Exercise description:
Locate the lines where "JSON" occurs and copy them as they stand.

Input rows:

- - - - - - -

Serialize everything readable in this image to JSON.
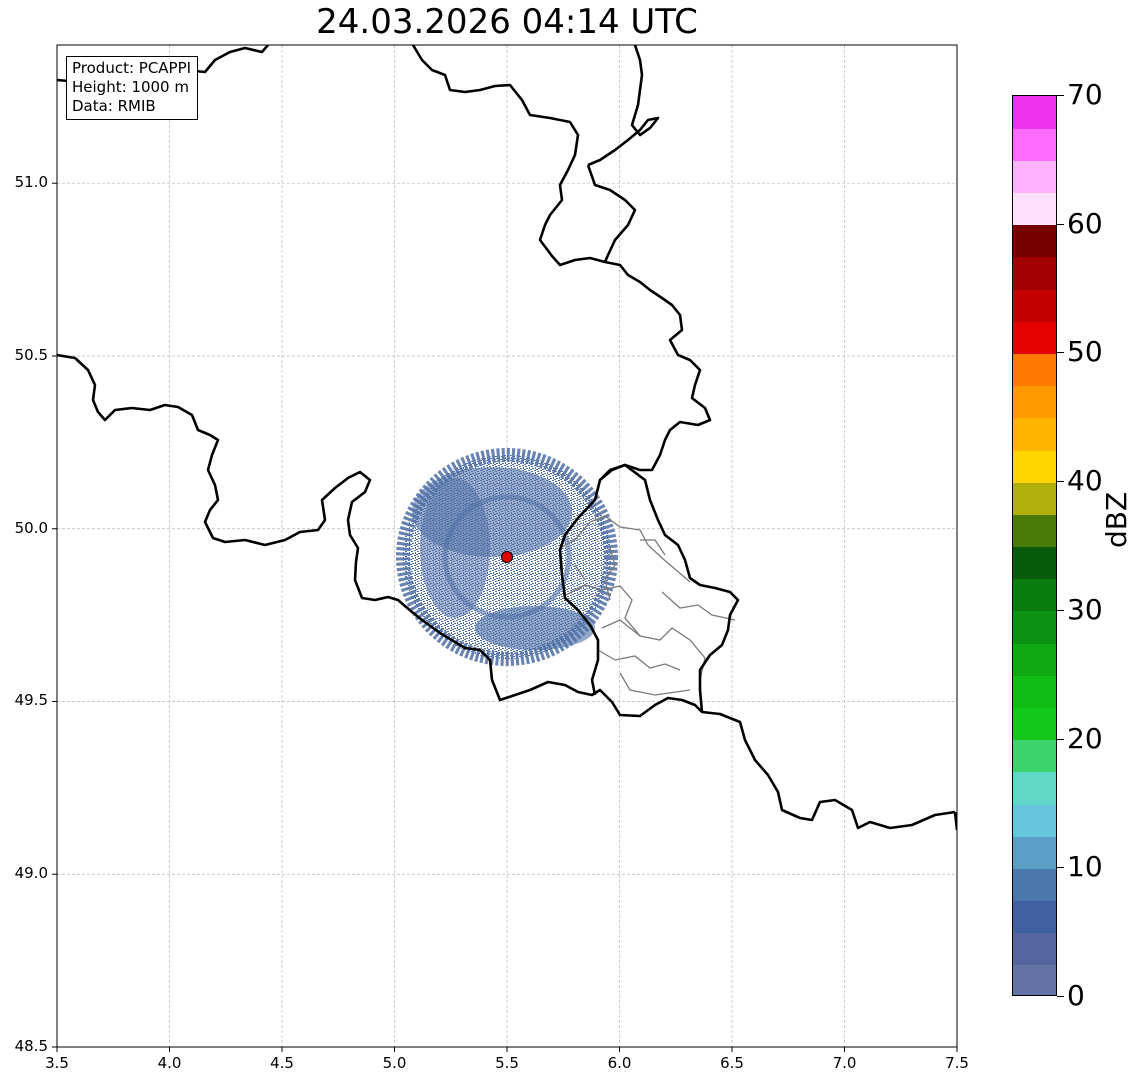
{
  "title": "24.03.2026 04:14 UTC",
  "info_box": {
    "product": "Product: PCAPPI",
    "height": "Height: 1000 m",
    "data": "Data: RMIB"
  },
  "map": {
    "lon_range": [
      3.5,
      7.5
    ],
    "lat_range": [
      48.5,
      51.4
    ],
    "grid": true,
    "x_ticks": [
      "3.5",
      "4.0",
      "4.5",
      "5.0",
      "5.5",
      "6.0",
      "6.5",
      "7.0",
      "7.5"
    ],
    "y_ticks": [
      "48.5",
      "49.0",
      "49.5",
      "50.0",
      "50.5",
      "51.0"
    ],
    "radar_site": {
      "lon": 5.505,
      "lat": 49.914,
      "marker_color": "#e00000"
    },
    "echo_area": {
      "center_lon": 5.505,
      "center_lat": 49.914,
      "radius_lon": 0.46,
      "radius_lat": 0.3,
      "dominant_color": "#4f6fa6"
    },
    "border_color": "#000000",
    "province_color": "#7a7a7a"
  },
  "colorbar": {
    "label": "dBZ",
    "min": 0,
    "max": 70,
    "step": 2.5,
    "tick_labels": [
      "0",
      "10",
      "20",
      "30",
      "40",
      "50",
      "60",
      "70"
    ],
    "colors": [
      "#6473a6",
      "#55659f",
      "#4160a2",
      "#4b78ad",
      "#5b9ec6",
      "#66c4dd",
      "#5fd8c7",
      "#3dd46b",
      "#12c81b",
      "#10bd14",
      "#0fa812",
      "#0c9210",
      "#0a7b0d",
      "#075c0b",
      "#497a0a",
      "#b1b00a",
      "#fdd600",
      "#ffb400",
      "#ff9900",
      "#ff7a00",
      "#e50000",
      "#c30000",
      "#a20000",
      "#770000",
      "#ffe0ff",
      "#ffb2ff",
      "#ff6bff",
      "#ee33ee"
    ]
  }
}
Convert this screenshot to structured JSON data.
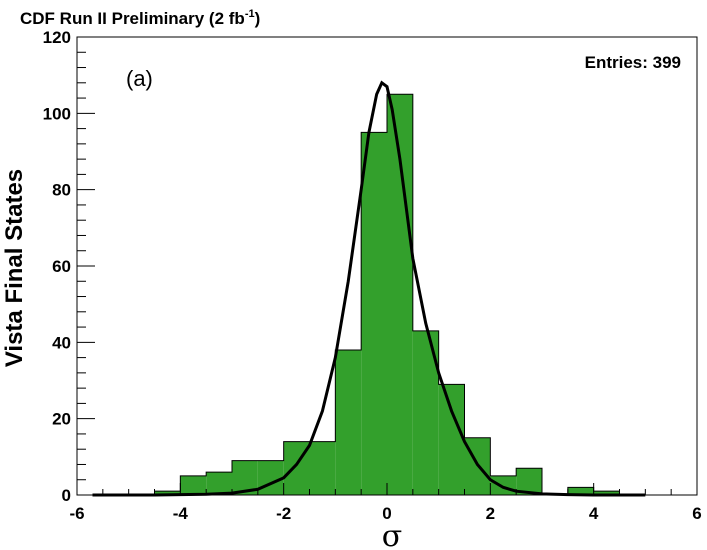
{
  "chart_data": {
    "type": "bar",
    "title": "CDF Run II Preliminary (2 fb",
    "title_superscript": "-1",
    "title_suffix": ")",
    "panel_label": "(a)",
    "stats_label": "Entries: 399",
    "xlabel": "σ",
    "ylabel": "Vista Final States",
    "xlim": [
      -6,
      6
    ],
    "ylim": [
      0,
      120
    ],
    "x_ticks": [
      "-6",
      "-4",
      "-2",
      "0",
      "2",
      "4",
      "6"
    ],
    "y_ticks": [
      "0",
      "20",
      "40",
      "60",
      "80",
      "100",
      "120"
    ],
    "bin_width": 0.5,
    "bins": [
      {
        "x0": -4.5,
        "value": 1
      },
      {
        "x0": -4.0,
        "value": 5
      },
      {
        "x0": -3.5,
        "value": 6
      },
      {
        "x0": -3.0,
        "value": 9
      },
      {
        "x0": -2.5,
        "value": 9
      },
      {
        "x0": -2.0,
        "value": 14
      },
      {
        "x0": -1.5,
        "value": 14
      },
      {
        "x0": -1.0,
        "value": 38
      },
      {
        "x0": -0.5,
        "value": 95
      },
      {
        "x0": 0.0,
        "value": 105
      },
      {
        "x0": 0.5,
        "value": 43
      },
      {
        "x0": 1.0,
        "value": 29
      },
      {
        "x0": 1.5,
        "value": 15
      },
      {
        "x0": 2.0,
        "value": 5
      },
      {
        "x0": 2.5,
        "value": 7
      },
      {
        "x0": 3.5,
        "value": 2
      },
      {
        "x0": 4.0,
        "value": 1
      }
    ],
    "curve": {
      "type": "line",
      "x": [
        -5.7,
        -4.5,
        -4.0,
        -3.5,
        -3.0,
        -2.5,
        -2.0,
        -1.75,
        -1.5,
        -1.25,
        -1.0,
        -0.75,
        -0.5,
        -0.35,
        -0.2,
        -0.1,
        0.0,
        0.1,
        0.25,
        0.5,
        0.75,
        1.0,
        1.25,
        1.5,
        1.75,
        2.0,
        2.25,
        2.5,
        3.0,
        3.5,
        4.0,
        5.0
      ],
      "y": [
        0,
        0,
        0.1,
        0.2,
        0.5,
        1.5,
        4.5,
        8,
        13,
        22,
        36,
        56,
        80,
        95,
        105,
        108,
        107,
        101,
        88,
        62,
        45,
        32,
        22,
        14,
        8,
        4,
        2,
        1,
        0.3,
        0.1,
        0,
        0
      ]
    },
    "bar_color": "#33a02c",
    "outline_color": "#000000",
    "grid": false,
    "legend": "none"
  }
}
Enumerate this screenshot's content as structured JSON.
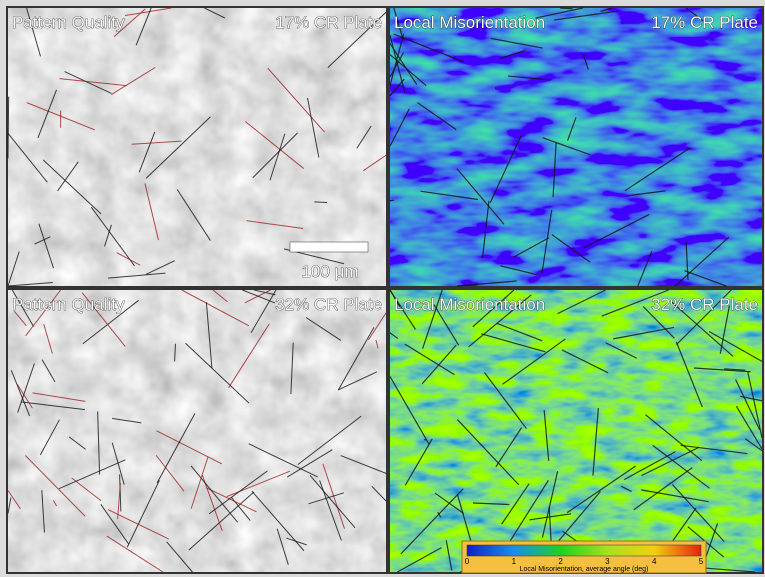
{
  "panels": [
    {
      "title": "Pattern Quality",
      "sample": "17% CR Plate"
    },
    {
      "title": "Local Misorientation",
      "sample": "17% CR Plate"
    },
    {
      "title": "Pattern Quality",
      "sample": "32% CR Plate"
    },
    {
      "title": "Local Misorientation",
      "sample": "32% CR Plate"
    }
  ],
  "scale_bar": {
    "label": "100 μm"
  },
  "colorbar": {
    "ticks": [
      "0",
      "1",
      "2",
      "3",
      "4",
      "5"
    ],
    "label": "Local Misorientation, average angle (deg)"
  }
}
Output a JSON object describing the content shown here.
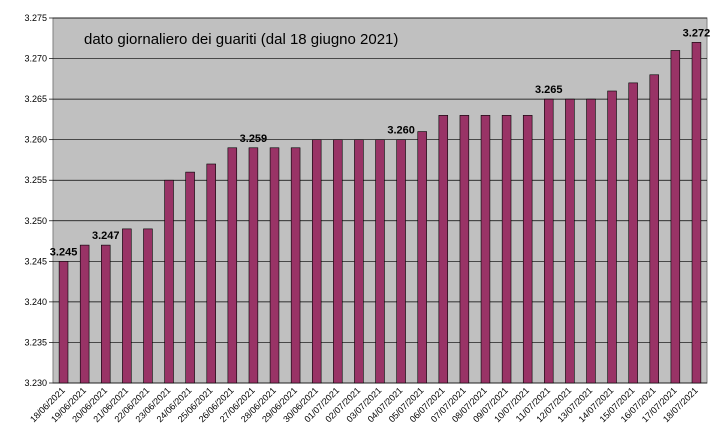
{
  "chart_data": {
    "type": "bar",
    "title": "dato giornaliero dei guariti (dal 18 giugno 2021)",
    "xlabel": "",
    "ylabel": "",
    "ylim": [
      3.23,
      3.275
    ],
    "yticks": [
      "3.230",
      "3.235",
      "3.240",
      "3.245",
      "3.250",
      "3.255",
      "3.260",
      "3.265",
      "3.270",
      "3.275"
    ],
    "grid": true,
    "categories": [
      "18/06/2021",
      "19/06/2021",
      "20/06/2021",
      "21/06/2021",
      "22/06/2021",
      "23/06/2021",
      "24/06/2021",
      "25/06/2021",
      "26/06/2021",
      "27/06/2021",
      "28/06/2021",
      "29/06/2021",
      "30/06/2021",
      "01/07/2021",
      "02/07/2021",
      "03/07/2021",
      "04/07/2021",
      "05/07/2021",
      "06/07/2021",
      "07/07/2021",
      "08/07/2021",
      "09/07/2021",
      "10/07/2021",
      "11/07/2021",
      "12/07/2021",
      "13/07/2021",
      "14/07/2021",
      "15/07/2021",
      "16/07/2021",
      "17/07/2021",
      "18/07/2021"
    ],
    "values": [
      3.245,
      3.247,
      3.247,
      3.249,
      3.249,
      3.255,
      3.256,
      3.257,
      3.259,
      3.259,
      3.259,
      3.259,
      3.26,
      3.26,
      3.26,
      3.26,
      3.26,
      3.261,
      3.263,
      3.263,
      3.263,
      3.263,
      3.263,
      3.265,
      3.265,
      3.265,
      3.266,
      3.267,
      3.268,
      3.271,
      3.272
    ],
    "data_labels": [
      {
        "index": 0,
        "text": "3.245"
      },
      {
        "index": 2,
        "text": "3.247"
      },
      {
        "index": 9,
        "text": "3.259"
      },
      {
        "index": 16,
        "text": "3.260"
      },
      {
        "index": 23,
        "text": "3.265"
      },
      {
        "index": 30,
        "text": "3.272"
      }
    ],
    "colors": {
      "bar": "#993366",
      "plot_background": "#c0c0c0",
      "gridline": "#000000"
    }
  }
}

- - - - - - -

Completed exercise:
Serialize everything readable in this image to JSON.
Convert this screenshot to structured JSON data.
Enumerate this screenshot's content as structured JSON.
Output a JSON object describing the content shown here.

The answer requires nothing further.